> **Dataset excerpts**
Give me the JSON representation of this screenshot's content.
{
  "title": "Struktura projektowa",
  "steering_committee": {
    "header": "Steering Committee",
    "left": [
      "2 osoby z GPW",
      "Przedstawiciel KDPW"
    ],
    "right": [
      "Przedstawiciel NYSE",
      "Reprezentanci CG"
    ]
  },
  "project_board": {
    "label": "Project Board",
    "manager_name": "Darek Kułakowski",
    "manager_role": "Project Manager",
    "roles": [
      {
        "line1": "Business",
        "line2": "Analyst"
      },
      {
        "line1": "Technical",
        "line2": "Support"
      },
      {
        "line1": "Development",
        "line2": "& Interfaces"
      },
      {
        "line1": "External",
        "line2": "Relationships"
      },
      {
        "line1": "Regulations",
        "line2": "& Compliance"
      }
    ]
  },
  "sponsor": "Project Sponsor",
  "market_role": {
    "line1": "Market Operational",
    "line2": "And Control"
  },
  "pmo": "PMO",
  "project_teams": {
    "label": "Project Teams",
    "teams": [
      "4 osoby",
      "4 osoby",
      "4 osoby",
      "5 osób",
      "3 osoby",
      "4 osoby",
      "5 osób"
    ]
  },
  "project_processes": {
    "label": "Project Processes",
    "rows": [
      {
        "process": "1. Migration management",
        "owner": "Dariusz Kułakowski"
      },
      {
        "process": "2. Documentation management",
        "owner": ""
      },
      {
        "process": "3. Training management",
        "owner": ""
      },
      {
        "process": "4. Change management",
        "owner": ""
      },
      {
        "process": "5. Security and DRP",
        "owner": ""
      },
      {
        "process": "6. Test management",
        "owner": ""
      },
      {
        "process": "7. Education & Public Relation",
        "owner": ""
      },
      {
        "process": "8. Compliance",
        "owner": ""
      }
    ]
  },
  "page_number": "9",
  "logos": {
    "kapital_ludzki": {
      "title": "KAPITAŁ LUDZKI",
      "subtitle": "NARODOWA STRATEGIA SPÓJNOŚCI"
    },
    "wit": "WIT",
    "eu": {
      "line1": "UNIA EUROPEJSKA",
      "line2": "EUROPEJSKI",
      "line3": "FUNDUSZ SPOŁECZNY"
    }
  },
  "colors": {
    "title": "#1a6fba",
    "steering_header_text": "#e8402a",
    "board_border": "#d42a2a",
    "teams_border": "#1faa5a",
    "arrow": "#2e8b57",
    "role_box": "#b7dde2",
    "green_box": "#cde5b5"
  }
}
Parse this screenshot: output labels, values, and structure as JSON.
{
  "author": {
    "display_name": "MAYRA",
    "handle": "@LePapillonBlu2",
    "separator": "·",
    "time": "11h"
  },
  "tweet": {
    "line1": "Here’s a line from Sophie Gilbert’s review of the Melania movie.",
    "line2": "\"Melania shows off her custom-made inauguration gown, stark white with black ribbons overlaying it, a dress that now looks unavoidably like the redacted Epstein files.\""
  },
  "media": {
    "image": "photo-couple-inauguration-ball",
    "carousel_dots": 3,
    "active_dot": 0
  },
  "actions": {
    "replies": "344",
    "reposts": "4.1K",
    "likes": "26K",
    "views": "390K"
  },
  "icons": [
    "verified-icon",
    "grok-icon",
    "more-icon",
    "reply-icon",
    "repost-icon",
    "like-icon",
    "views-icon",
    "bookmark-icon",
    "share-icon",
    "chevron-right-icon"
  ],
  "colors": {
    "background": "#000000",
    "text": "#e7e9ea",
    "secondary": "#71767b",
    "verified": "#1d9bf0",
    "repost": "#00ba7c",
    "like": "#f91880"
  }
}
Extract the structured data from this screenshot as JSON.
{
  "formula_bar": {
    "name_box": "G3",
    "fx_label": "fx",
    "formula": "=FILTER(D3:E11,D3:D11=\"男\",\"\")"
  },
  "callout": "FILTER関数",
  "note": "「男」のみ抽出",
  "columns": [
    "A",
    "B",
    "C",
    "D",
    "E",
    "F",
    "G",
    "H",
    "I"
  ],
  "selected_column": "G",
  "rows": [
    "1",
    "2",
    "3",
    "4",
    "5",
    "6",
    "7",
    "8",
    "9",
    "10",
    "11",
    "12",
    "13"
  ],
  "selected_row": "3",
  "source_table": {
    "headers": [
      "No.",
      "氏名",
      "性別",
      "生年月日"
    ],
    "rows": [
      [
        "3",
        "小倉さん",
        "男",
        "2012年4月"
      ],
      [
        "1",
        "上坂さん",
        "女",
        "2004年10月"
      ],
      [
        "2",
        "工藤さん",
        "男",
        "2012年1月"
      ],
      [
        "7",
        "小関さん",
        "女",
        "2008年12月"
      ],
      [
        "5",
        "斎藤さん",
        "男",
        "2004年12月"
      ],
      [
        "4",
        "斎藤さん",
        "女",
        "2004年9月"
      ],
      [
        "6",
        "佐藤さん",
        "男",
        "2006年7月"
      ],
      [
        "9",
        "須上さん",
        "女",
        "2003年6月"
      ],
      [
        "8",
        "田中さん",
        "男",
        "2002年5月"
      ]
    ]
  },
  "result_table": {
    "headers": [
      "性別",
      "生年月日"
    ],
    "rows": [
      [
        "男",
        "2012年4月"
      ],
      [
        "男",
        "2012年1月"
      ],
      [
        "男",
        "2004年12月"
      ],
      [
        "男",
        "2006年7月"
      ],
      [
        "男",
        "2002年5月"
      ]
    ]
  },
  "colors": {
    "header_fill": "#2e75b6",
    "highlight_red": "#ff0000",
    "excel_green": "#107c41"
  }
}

==

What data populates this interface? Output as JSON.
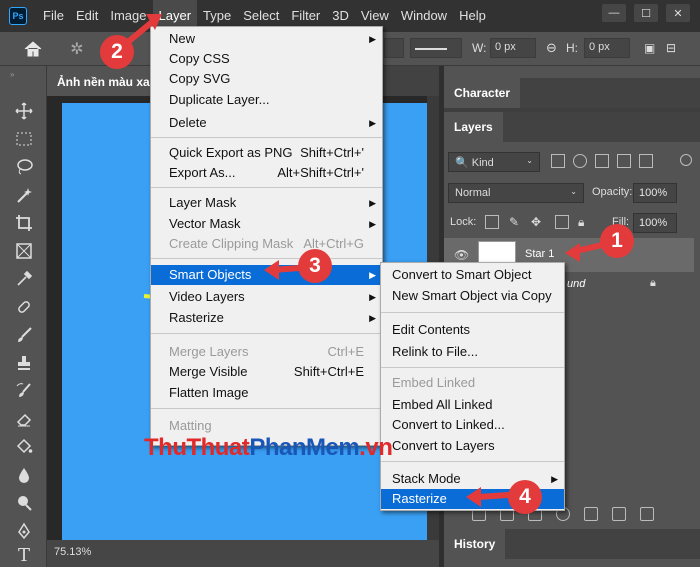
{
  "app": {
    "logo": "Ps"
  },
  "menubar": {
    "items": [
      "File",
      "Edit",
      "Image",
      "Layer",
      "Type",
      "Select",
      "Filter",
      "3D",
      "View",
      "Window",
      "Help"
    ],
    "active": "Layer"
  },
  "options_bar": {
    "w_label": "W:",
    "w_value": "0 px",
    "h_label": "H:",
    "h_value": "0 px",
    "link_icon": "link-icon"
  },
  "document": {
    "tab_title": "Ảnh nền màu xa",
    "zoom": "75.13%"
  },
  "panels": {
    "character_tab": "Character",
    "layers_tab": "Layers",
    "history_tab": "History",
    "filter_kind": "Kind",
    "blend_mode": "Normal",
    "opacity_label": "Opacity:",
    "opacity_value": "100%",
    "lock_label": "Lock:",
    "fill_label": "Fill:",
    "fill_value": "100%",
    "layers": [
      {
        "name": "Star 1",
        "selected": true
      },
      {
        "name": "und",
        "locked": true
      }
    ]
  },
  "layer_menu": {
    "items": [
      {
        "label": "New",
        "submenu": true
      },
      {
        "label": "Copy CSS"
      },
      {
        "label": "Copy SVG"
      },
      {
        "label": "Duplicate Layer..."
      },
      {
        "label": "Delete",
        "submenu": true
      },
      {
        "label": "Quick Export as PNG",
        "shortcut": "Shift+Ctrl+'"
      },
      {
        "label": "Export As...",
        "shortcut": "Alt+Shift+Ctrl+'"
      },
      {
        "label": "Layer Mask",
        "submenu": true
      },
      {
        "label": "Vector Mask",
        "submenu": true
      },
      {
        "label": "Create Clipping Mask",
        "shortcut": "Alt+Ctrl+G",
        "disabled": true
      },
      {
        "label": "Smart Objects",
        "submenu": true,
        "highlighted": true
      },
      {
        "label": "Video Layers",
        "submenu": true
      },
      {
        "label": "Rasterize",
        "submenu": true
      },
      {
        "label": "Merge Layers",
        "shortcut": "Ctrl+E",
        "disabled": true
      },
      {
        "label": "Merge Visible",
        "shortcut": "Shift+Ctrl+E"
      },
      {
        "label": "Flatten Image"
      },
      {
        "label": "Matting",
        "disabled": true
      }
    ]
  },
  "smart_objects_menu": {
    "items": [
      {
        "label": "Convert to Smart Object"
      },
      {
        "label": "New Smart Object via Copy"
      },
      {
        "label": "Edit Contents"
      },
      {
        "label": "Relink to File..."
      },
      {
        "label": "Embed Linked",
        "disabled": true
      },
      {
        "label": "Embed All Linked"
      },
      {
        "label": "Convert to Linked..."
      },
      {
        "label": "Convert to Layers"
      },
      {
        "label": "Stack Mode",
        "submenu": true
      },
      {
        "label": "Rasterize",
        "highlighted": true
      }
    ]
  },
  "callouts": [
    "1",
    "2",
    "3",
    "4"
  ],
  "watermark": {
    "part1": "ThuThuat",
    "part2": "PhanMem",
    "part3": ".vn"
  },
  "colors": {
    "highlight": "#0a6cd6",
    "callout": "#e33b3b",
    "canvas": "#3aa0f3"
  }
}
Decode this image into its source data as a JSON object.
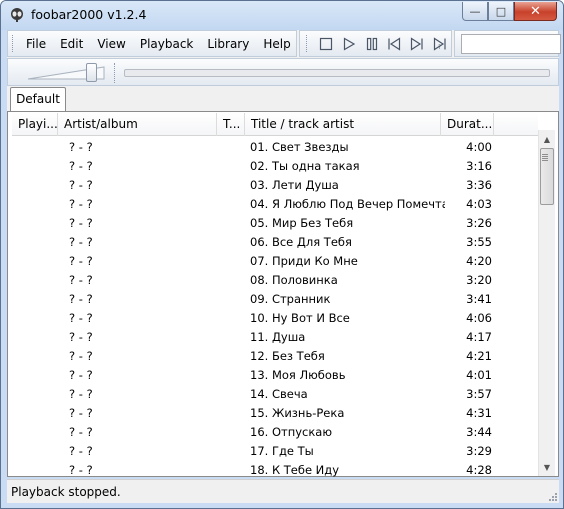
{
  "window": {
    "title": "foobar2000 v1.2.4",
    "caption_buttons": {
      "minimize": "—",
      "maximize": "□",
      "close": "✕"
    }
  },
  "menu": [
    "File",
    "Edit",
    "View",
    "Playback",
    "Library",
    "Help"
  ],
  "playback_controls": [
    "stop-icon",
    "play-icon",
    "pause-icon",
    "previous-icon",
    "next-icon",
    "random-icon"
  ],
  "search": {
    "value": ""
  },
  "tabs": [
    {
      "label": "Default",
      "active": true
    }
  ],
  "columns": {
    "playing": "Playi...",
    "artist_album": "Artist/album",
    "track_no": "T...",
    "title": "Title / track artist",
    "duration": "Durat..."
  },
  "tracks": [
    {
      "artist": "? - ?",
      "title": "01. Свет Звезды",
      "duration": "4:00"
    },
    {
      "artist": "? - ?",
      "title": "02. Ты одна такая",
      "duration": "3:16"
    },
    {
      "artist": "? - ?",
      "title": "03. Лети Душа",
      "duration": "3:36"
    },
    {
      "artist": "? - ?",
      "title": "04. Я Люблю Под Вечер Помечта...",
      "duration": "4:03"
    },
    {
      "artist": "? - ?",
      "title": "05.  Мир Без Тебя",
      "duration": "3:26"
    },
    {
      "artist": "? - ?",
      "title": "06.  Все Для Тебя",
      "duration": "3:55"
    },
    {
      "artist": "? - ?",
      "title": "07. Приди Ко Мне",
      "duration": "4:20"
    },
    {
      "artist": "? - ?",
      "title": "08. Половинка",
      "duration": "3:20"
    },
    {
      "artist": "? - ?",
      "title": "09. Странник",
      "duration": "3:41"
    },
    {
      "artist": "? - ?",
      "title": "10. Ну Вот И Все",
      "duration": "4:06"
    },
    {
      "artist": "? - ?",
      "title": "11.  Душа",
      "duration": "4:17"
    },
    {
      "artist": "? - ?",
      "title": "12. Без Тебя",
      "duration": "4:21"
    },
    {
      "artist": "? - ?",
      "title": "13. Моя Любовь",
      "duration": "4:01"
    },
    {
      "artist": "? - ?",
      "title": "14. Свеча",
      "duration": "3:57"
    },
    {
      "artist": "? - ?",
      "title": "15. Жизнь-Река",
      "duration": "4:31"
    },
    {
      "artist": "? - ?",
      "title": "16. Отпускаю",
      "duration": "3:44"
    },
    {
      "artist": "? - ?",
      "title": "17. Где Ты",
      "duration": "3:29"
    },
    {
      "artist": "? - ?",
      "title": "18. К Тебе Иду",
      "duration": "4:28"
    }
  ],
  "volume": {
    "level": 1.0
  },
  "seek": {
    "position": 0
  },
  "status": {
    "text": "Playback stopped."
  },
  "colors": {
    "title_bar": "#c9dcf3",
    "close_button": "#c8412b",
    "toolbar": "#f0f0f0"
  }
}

* * *

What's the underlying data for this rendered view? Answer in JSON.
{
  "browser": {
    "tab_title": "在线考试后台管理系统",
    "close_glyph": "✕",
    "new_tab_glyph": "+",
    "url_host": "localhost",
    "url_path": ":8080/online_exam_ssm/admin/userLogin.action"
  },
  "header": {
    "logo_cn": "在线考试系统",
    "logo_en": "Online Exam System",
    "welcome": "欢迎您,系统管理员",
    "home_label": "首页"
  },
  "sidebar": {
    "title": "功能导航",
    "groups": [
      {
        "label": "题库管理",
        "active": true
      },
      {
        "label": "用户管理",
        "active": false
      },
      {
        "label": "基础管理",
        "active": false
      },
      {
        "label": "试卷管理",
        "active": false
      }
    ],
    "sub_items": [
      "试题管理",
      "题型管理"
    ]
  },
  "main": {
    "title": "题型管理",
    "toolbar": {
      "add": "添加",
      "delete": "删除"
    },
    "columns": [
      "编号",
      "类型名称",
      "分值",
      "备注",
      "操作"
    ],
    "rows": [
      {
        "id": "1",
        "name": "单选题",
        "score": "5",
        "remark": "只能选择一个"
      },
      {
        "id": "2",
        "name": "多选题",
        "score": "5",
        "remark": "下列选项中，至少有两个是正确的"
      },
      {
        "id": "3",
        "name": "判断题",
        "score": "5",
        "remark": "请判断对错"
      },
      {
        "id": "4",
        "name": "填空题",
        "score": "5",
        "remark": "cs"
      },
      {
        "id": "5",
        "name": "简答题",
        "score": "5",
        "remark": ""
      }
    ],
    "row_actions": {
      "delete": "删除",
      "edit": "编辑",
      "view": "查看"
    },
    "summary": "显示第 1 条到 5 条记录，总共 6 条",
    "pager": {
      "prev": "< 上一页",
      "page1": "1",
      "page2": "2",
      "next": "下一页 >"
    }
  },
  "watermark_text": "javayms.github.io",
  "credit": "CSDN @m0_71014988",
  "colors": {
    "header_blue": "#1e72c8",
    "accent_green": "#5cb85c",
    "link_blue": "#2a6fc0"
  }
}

> **Brief**
Read the entries and show each line that mentions "management".

> **Reply**
        "process": "1. Migration management",
        "process": "2. Documentation management",
        "process": "3. Training management",
        "process": "4. Change management",
        "process": "6. Test management",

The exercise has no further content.